* _EXERCISE INSTRUCTIONS_
The records below must be output exactly, without pictures.

* _AVAILABLE DATA_
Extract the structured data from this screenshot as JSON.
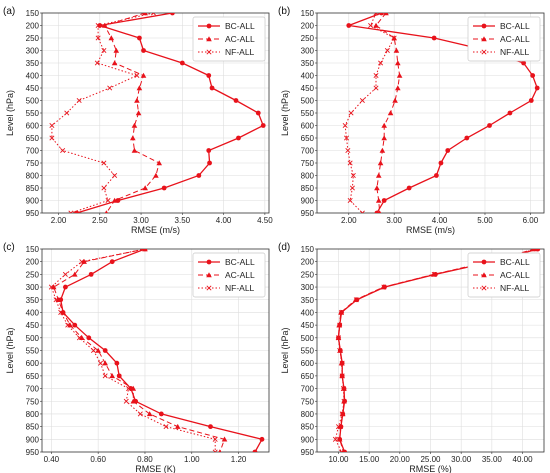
{
  "chart_data": [
    {
      "type": "line",
      "panel_label": "(a)",
      "xlabel": "RMSE (m/s)",
      "ylabel": "Level (hPa)",
      "xlim": [
        1.8,
        4.55
      ],
      "xticks": [
        2.0,
        2.5,
        3.0,
        3.5,
        4.0,
        4.5
      ],
      "xtick_labels": [
        "2.00",
        "2.50",
        "3.00",
        "3.50",
        "4.00",
        "4.50"
      ],
      "ylim": [
        950,
        150
      ],
      "yticks": [
        150,
        200,
        250,
        300,
        350,
        400,
        450,
        500,
        550,
        600,
        650,
        700,
        750,
        800,
        850,
        900,
        950
      ],
      "grid": true,
      "legend_position": "top-right",
      "levels": [
        150,
        200,
        250,
        300,
        350,
        400,
        450,
        500,
        550,
        600,
        650,
        700,
        750,
        800,
        850,
        900,
        950
      ],
      "series": [
        {
          "name": "BC-ALL",
          "style": "solid",
          "marker": "circle",
          "values": [
            3.38,
            2.5,
            2.98,
            3.03,
            3.5,
            3.82,
            3.86,
            4.15,
            4.42,
            4.48,
            4.18,
            3.82,
            3.83,
            3.7,
            3.28,
            2.72,
            2.22
          ]
        },
        {
          "name": "AC-ALL",
          "style": "dashed",
          "marker": "triangle",
          "values": [
            3.05,
            2.56,
            2.64,
            2.7,
            2.68,
            3.03,
            2.98,
            2.95,
            2.97,
            2.92,
            2.9,
            2.92,
            3.22,
            3.18,
            3.05,
            2.68,
            2.58
          ]
        },
        {
          "name": "NF-ALL",
          "style": "dotted",
          "marker": "x",
          "values": [
            3.15,
            2.48,
            2.48,
            2.55,
            2.47,
            2.95,
            2.62,
            2.25,
            2.1,
            1.92,
            1.92,
            2.05,
            2.55,
            2.68,
            2.55,
            2.6,
            2.15
          ]
        }
      ]
    },
    {
      "type": "line",
      "panel_label": "(b)",
      "xlabel": "RMSE (m/s)",
      "ylabel": "Level (hPa)",
      "xlim": [
        1.3,
        6.3
      ],
      "xticks": [
        2.0,
        3.0,
        4.0,
        5.0,
        6.0
      ],
      "xtick_labels": [
        "2.00",
        "3.00",
        "4.00",
        "5.00",
        "6.00"
      ],
      "ylim": [
        950,
        150
      ],
      "yticks": [
        150,
        200,
        250,
        300,
        350,
        400,
        450,
        500,
        550,
        600,
        650,
        700,
        750,
        800,
        850,
        900,
        950
      ],
      "grid": true,
      "legend_position": "top-right",
      "levels": [
        150,
        200,
        250,
        300,
        350,
        400,
        450,
        500,
        550,
        600,
        650,
        700,
        750,
        800,
        850,
        900,
        950
      ],
      "series": [
        {
          "name": "BC-ALL",
          "style": "solid",
          "marker": "circle",
          "values": [
            2.72,
            2.0,
            3.88,
            5.05,
            5.85,
            6.05,
            6.15,
            6.02,
            5.55,
            5.1,
            4.6,
            4.18,
            4.03,
            3.93,
            3.33,
            2.78,
            2.62
          ]
        },
        {
          "name": "AC-ALL",
          "style": "dashed",
          "marker": "triangle",
          "values": [
            2.82,
            2.6,
            3.0,
            3.05,
            3.08,
            3.12,
            3.08,
            3.02,
            2.92,
            2.78,
            2.78,
            2.74,
            2.7,
            2.66,
            2.62,
            2.66,
            2.68
          ]
        },
        {
          "name": "NF-ALL",
          "style": "dotted",
          "marker": "x",
          "values": [
            2.6,
            2.48,
            3.0,
            2.85,
            2.7,
            2.6,
            2.6,
            2.3,
            2.05,
            1.92,
            1.95,
            1.98,
            2.03,
            2.1,
            2.08,
            2.03,
            2.3
          ]
        }
      ]
    },
    {
      "type": "line",
      "panel_label": "(c)",
      "xlabel": "RMSE (K)",
      "ylabel": "Level (hPa)",
      "xlim": [
        0.36,
        1.33
      ],
      "xticks": [
        0.4,
        0.6,
        0.8,
        1.0,
        1.2
      ],
      "xtick_labels": [
        "0.40",
        "0.60",
        "0.80",
        "1.00",
        "1.20"
      ],
      "ylim": [
        950,
        150
      ],
      "yticks": [
        150,
        200,
        250,
        300,
        350,
        400,
        450,
        500,
        550,
        600,
        650,
        700,
        750,
        800,
        850,
        900,
        950
      ],
      "grid": true,
      "legend_position": "top-right",
      "levels": [
        150,
        200,
        250,
        300,
        350,
        400,
        450,
        500,
        550,
        600,
        650,
        700,
        750,
        800,
        850,
        900,
        950
      ],
      "series": [
        {
          "name": "BC-ALL",
          "style": "solid",
          "marker": "circle",
          "values": [
            0.8,
            0.66,
            0.57,
            0.46,
            0.44,
            0.45,
            0.5,
            0.56,
            0.63,
            0.68,
            0.69,
            0.74,
            0.76,
            0.87,
            1.08,
            1.3,
            1.27
          ]
        },
        {
          "name": "AC-ALL",
          "style": "dashed",
          "marker": "triangle",
          "values": [
            0.8,
            0.54,
            0.5,
            0.41,
            0.43,
            0.45,
            0.48,
            0.53,
            0.6,
            0.63,
            0.66,
            0.75,
            0.75,
            0.82,
            0.94,
            1.14,
            1.12
          ]
        },
        {
          "name": "NF-ALL",
          "style": "dotted",
          "marker": "x",
          "values": [
            0.8,
            0.53,
            0.46,
            0.4,
            0.42,
            0.44,
            0.47,
            0.52,
            0.58,
            0.61,
            0.63,
            0.73,
            0.72,
            0.78,
            0.89,
            1.1,
            1.1
          ]
        }
      ]
    },
    {
      "type": "line",
      "panel_label": "(d)",
      "xlabel": "RMSE (%)",
      "ylabel": "Level (hPa)",
      "xlim": [
        6.5,
        43.5
      ],
      "xticks": [
        10,
        15,
        20,
        25,
        30,
        35,
        40
      ],
      "xtick_labels": [
        "10.00",
        "15.00",
        "20.00",
        "25.00",
        "30.00",
        "35.00",
        "40.00"
      ],
      "ylim": [
        950,
        150
      ],
      "yticks": [
        150,
        200,
        250,
        300,
        350,
        400,
        450,
        500,
        550,
        600,
        650,
        700,
        750,
        800,
        850,
        900,
        950
      ],
      "grid": true,
      "legend_position": "top-right",
      "levels": [
        150,
        200,
        250,
        300,
        350,
        400,
        450,
        500,
        550,
        600,
        650,
        700,
        750,
        800,
        850,
        900,
        950
      ],
      "series": [
        {
          "name": "BC-ALL",
          "style": "solid",
          "marker": "circle",
          "values": [
            42.5,
            35.0,
            25.8,
            17.5,
            13.0,
            10.5,
            10.2,
            10.0,
            10.3,
            10.6,
            10.6,
            10.9,
            11.0,
            10.7,
            10.4,
            10.2,
            11.0
          ]
        },
        {
          "name": "AC-ALL",
          "style": "dashed",
          "marker": "triangle",
          "values": [
            42.0,
            34.5,
            25.5,
            17.3,
            12.8,
            10.4,
            10.1,
            10.0,
            10.3,
            10.5,
            10.6,
            10.9,
            10.9,
            10.7,
            10.3,
            10.2,
            10.8
          ]
        },
        {
          "name": "NF-ALL",
          "style": "dotted",
          "marker": "x",
          "values": [
            42.2,
            34.8,
            25.6,
            17.4,
            12.9,
            10.5,
            10.2,
            10.0,
            10.2,
            10.6,
            10.6,
            10.8,
            10.9,
            10.6,
            10.0,
            9.5,
            10.5
          ]
        }
      ]
    }
  ],
  "style": {
    "line_color": "#e8121b",
    "grid_color": "#dedede",
    "axis_color": "#333333"
  }
}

* _RESULT_
Extract the structured data from this screenshot as JSON.
{
  "chart_data": [
    {
      "type": "line",
      "panel_label": "(a)",
      "xlabel": "RMSE (m/s)",
      "ylabel": "Level (hPa)",
      "xlim": [
        1.8,
        4.55
      ],
      "xticks": [
        2.0,
        2.5,
        3.0,
        3.5,
        4.0,
        4.5
      ],
      "xtick_labels": [
        "2.00",
        "2.50",
        "3.00",
        "3.50",
        "4.00",
        "4.50"
      ],
      "ylim": [
        950,
        150
      ],
      "yticks": [
        150,
        200,
        250,
        300,
        350,
        400,
        450,
        500,
        550,
        600,
        650,
        700,
        750,
        800,
        850,
        900,
        950
      ],
      "grid": true,
      "legend_position": "top-right",
      "levels": [
        150,
        200,
        250,
        300,
        350,
        400,
        450,
        500,
        550,
        600,
        650,
        700,
        750,
        800,
        850,
        900,
        950
      ],
      "series": [
        {
          "name": "BC-ALL",
          "style": "solid",
          "marker": "circle",
          "values": [
            3.38,
            2.5,
            2.98,
            3.03,
            3.5,
            3.82,
            3.86,
            4.15,
            4.42,
            4.48,
            4.18,
            3.82,
            3.83,
            3.7,
            3.28,
            2.72,
            2.22
          ]
        },
        {
          "name": "AC-ALL",
          "style": "dashed",
          "marker": "triangle",
          "values": [
            3.05,
            2.56,
            2.64,
            2.7,
            2.68,
            3.03,
            2.98,
            2.95,
            2.97,
            2.92,
            2.9,
            2.92,
            3.22,
            3.18,
            3.05,
            2.68,
            2.58
          ]
        },
        {
          "name": "NF-ALL",
          "style": "dotted",
          "marker": "x",
          "values": [
            3.15,
            2.48,
            2.48,
            2.55,
            2.47,
            2.95,
            2.62,
            2.25,
            2.1,
            1.92,
            1.92,
            2.05,
            2.55,
            2.68,
            2.55,
            2.6,
            2.15
          ]
        }
      ]
    },
    {
      "type": "line",
      "panel_label": "(b)",
      "xlabel": "RMSE (m/s)",
      "ylabel": "Level (hPa)",
      "xlim": [
        1.3,
        6.3
      ],
      "xticks": [
        2.0,
        3.0,
        4.0,
        5.0,
        6.0
      ],
      "xtick_labels": [
        "2.00",
        "3.00",
        "4.00",
        "5.00",
        "6.00"
      ],
      "ylim": [
        950,
        150
      ],
      "yticks": [
        150,
        200,
        250,
        300,
        350,
        400,
        450,
        500,
        550,
        600,
        650,
        700,
        750,
        800,
        850,
        900,
        950
      ],
      "grid": true,
      "legend_position": "top-right",
      "levels": [
        150,
        200,
        250,
        300,
        350,
        400,
        450,
        500,
        550,
        600,
        650,
        700,
        750,
        800,
        850,
        900,
        950
      ],
      "series": [
        {
          "name": "BC-ALL",
          "style": "solid",
          "marker": "circle",
          "values": [
            2.72,
            2.0,
            3.88,
            5.05,
            5.85,
            6.05,
            6.15,
            6.02,
            5.55,
            5.1,
            4.6,
            4.18,
            4.03,
            3.93,
            3.33,
            2.78,
            2.62
          ]
        },
        {
          "name": "AC-ALL",
          "style": "dashed",
          "marker": "triangle",
          "values": [
            2.82,
            2.6,
            3.0,
            3.05,
            3.08,
            3.12,
            3.08,
            3.02,
            2.92,
            2.78,
            2.78,
            2.74,
            2.7,
            2.66,
            2.62,
            2.66,
            2.68
          ]
        },
        {
          "name": "NF-ALL",
          "style": "dotted",
          "marker": "x",
          "values": [
            2.6,
            2.48,
            3.0,
            2.85,
            2.7,
            2.6,
            2.6,
            2.3,
            2.05,
            1.92,
            1.95,
            1.98,
            2.03,
            2.1,
            2.08,
            2.03,
            2.3
          ]
        }
      ]
    },
    {
      "type": "line",
      "panel_label": "(c)",
      "xlabel": "RMSE (K)",
      "ylabel": "Level (hPa)",
      "xlim": [
        0.36,
        1.33
      ],
      "xticks": [
        0.4,
        0.6,
        0.8,
        1.0,
        1.2
      ],
      "xtick_labels": [
        "0.40",
        "0.60",
        "0.80",
        "1.00",
        "1.20"
      ],
      "ylim": [
        950,
        150
      ],
      "yticks": [
        150,
        200,
        250,
        300,
        350,
        400,
        450,
        500,
        550,
        600,
        650,
        700,
        750,
        800,
        850,
        900,
        950
      ],
      "grid": true,
      "legend_position": "top-right",
      "levels": [
        150,
        200,
        250,
        300,
        350,
        400,
        450,
        500,
        550,
        600,
        650,
        700,
        750,
        800,
        850,
        900,
        950
      ],
      "series": [
        {
          "name": "BC-ALL",
          "style": "solid",
          "marker": "circle",
          "values": [
            0.8,
            0.66,
            0.57,
            0.46,
            0.44,
            0.45,
            0.5,
            0.56,
            0.63,
            0.68,
            0.69,
            0.74,
            0.76,
            0.87,
            1.08,
            1.3,
            1.27
          ]
        },
        {
          "name": "AC-ALL",
          "style": "dashed",
          "marker": "triangle",
          "values": [
            0.8,
            0.54,
            0.5,
            0.41,
            0.43,
            0.45,
            0.48,
            0.53,
            0.6,
            0.63,
            0.66,
            0.75,
            0.75,
            0.82,
            0.94,
            1.14,
            1.12
          ]
        },
        {
          "name": "NF-ALL",
          "style": "dotted",
          "marker": "x",
          "values": [
            0.8,
            0.53,
            0.46,
            0.4,
            0.42,
            0.44,
            0.47,
            0.52,
            0.58,
            0.61,
            0.63,
            0.73,
            0.72,
            0.78,
            0.89,
            1.1,
            1.1
          ]
        }
      ]
    },
    {
      "type": "line",
      "panel_label": "(d)",
      "xlabel": "RMSE (%)",
      "ylabel": "Level (hPa)",
      "xlim": [
        6.5,
        43.5
      ],
      "xticks": [
        10,
        15,
        20,
        25,
        30,
        35,
        40
      ],
      "xtick_labels": [
        "10.00",
        "15.00",
        "20.00",
        "25.00",
        "30.00",
        "35.00",
        "40.00"
      ],
      "ylim": [
        950,
        150
      ],
      "yticks": [
        150,
        200,
        250,
        300,
        350,
        400,
        450,
        500,
        550,
        600,
        650,
        700,
        750,
        800,
        850,
        900,
        950
      ],
      "grid": true,
      "legend_position": "top-right",
      "levels": [
        150,
        200,
        250,
        300,
        350,
        400,
        450,
        500,
        550,
        600,
        650,
        700,
        750,
        800,
        850,
        900,
        950
      ],
      "series": [
        {
          "name": "BC-ALL",
          "style": "solid",
          "marker": "circle",
          "values": [
            42.5,
            35.0,
            25.8,
            17.5,
            13.0,
            10.5,
            10.2,
            10.0,
            10.3,
            10.6,
            10.6,
            10.9,
            11.0,
            10.7,
            10.4,
            10.2,
            11.0
          ]
        },
        {
          "name": "AC-ALL",
          "style": "dashed",
          "marker": "triangle",
          "values": [
            42.0,
            34.5,
            25.5,
            17.3,
            12.8,
            10.4,
            10.1,
            10.0,
            10.3,
            10.5,
            10.6,
            10.9,
            10.9,
            10.7,
            10.3,
            10.2,
            10.8
          ]
        },
        {
          "name": "NF-ALL",
          "style": "dotted",
          "marker": "x",
          "values": [
            42.2,
            34.8,
            25.6,
            17.4,
            12.9,
            10.5,
            10.2,
            10.0,
            10.2,
            10.6,
            10.6,
            10.8,
            10.9,
            10.6,
            10.0,
            9.5,
            10.5
          ]
        }
      ]
    }
  ],
  "style": {
    "line_color": "#e8121b",
    "grid_color": "#dedede",
    "axis_color": "#333333"
  }
}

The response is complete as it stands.